### What is being asked
Copy out every line of the entries below word for word, leaving out the pictures.

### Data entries
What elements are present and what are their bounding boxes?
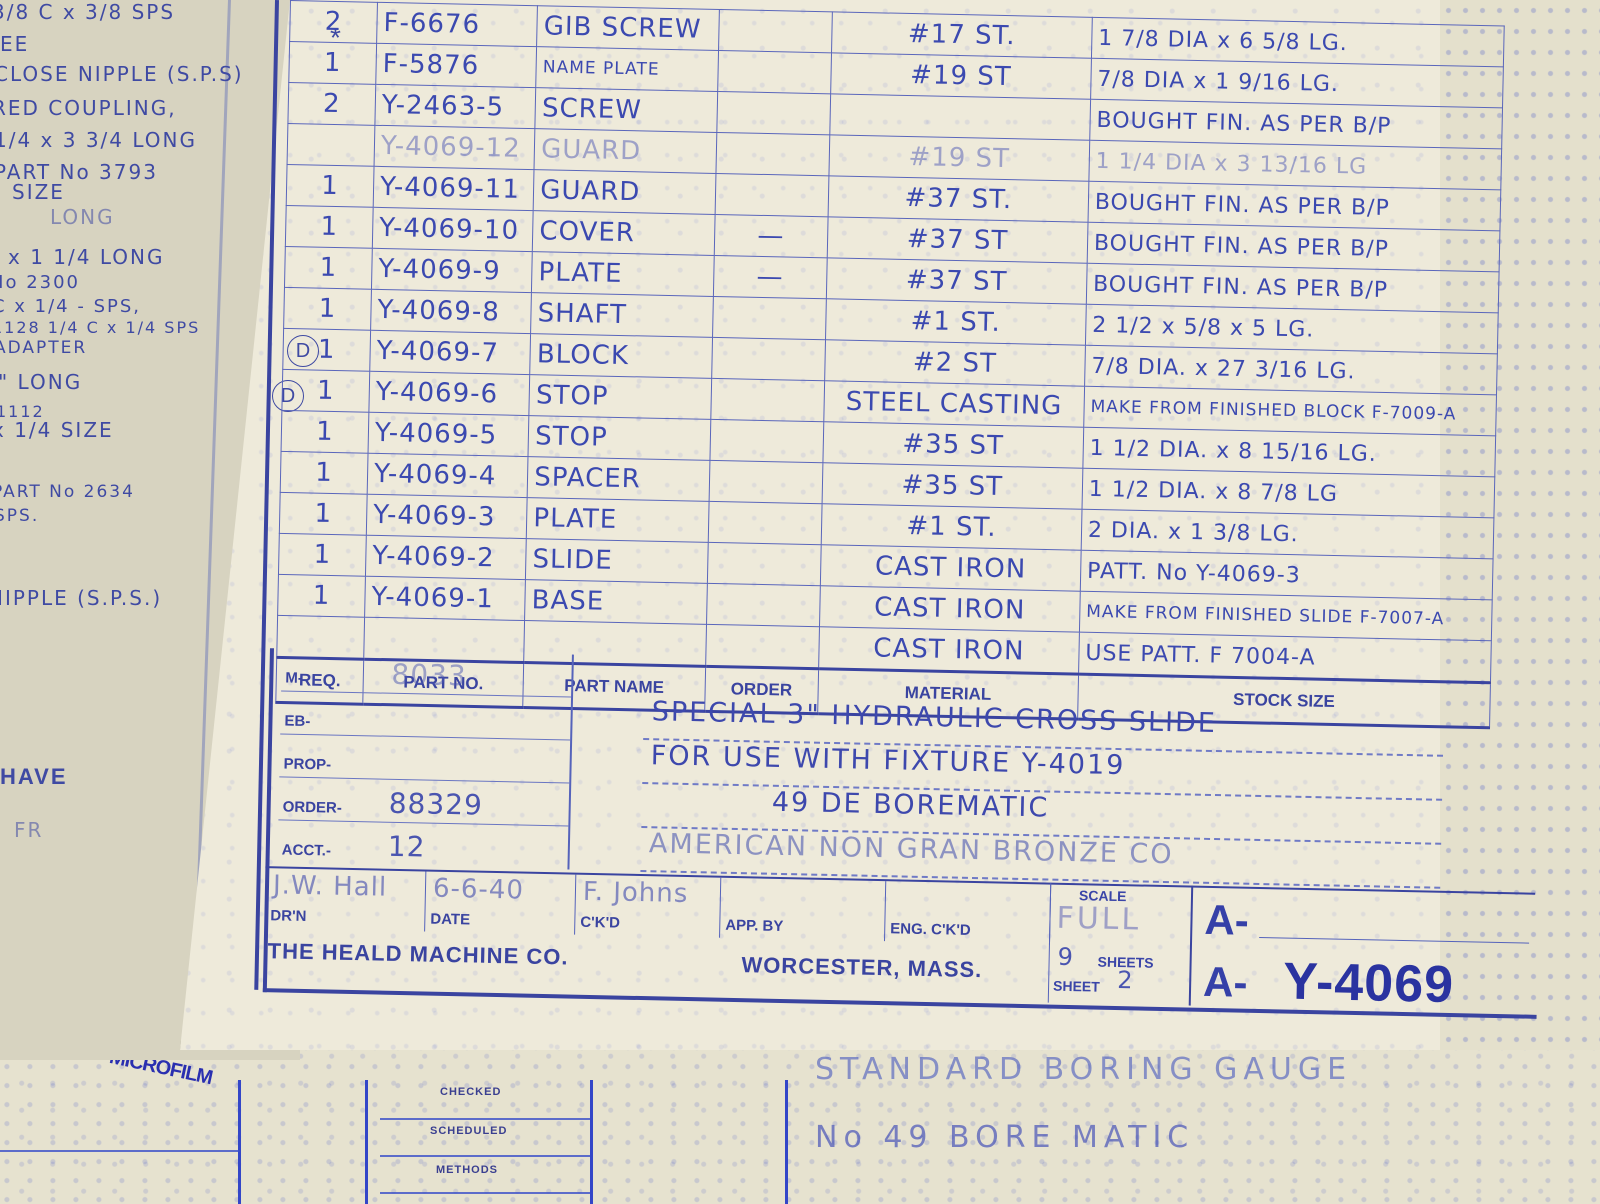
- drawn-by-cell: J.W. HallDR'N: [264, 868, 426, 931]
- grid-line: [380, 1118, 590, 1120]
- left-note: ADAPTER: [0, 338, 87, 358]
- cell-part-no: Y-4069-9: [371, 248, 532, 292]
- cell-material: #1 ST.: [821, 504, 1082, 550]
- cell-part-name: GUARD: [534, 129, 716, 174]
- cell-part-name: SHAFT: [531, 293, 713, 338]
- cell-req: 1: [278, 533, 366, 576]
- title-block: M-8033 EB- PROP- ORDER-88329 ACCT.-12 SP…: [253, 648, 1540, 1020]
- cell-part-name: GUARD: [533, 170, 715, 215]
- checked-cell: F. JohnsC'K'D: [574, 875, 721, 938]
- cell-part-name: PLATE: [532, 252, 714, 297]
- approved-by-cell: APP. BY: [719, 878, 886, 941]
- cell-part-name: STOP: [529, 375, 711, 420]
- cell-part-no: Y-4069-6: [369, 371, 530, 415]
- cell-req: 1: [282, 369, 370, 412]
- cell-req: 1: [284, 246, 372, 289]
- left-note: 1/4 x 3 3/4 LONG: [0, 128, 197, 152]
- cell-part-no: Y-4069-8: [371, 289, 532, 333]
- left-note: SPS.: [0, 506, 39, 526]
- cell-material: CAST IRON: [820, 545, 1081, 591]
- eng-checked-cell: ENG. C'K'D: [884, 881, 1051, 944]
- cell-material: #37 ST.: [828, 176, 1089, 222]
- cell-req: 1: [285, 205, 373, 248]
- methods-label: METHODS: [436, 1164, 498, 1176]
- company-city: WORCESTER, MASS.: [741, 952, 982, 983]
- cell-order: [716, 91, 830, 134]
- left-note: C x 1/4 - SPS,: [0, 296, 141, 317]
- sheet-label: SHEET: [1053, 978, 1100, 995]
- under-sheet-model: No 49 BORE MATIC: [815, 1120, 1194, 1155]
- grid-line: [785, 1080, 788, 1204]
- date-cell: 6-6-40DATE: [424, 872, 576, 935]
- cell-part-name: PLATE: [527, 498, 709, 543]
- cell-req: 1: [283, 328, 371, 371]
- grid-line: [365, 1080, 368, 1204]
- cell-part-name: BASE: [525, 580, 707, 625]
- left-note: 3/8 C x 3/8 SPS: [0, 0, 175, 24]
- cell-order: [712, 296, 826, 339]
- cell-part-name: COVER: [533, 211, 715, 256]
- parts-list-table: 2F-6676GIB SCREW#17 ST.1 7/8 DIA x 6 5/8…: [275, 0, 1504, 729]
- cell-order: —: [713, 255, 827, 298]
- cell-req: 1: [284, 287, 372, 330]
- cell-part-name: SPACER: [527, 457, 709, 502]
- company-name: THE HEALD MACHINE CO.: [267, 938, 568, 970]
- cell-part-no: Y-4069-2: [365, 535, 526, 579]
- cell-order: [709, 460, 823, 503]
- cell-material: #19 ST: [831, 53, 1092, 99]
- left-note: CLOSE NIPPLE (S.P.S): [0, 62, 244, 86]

### Full output
What elements are present and what are their bounding boxes?
- drawn-by-cell: J.W. HallDR'N: [264, 868, 426, 931]
- grid-line: [380, 1118, 590, 1120]
- left-note: ADAPTER: [0, 338, 87, 358]
- cell-part-no: Y-4069-9: [371, 248, 532, 292]
- cell-material: #1 ST.: [821, 504, 1082, 550]
- cell-part-name: GUARD: [534, 129, 716, 174]
- cell-part-name: SHAFT: [531, 293, 713, 338]
- cell-req: 1: [278, 533, 366, 576]
- title-block: M-8033 EB- PROP- ORDER-88329 ACCT.-12 SP…: [253, 648, 1540, 1020]
- cell-part-name: GUARD: [533, 170, 715, 215]
- checked-cell: F. JohnsC'K'D: [574, 875, 721, 938]
- cell-part-name: PLATE: [532, 252, 714, 297]
- approved-by-cell: APP. BY: [719, 878, 886, 941]
- cell-part-name: STOP: [529, 375, 711, 420]
- cell-part-no: Y-4069-6: [369, 371, 530, 415]
- cell-req: 1: [282, 369, 370, 412]
- cell-req: 1: [284, 246, 372, 289]
- left-note: 1/4 x 3 3/4 LONG: [0, 128, 197, 152]
- cell-part-no: Y-4069-8: [371, 289, 532, 333]
- left-note: SPS.: [0, 506, 39, 526]
- cell-material: CAST IRON: [820, 545, 1081, 591]
- eng-checked-cell: ENG. C'K'D: [884, 881, 1051, 944]
- cell-material: #37 ST.: [828, 176, 1089, 222]
- cell-req: 1: [285, 205, 373, 248]
- methods-label: METHODS: [436, 1164, 498, 1176]
- company-city: WORCESTER, MASS.: [741, 952, 982, 983]
- cell-order: [716, 91, 830, 134]
- left-note: C x 1/4 - SPS,: [0, 296, 141, 317]
- sheet-label: SHEET: [1053, 978, 1100, 995]
- under-sheet-model: No 49 BORE MATIC: [815, 1120, 1194, 1155]
- grid-line: [785, 1080, 788, 1204]
- date-cell: 6-6-40DATE: [424, 872, 576, 935]
- cell-part-name: PLATE: [527, 498, 709, 543]
- cell-req: 1: [283, 328, 371, 371]
- grid-line: [365, 1080, 368, 1204]
- cell-part-name: BASE: [525, 580, 707, 625]
- left-note: 3/8 C x 3/8 SPS: [0, 0, 175, 24]
- cell-order: [712, 296, 826, 339]
- cell-part-name: COVER: [533, 211, 715, 256]
- parts-list-table: 2F-6676GIB SCREW#17 ST.1 7/8 DIA x 6 5/8…: [275, 0, 1504, 729]
- cell-order: —: [713, 255, 827, 298]
- cell-req: 1: [284, 287, 372, 330]
- cell-part-name: SPACER: [527, 457, 709, 502]
- company-name: THE HEALD MACHINE CO.: [267, 938, 568, 970]
- cell-part-no: Y-4069-2: [365, 535, 526, 579]
- cell-order: [709, 460, 823, 503]
- cell-material: #19 ST: [831, 53, 1092, 99]
- left-note: CLOSE NIPPLE (S.P.S): [0, 62, 244, 86]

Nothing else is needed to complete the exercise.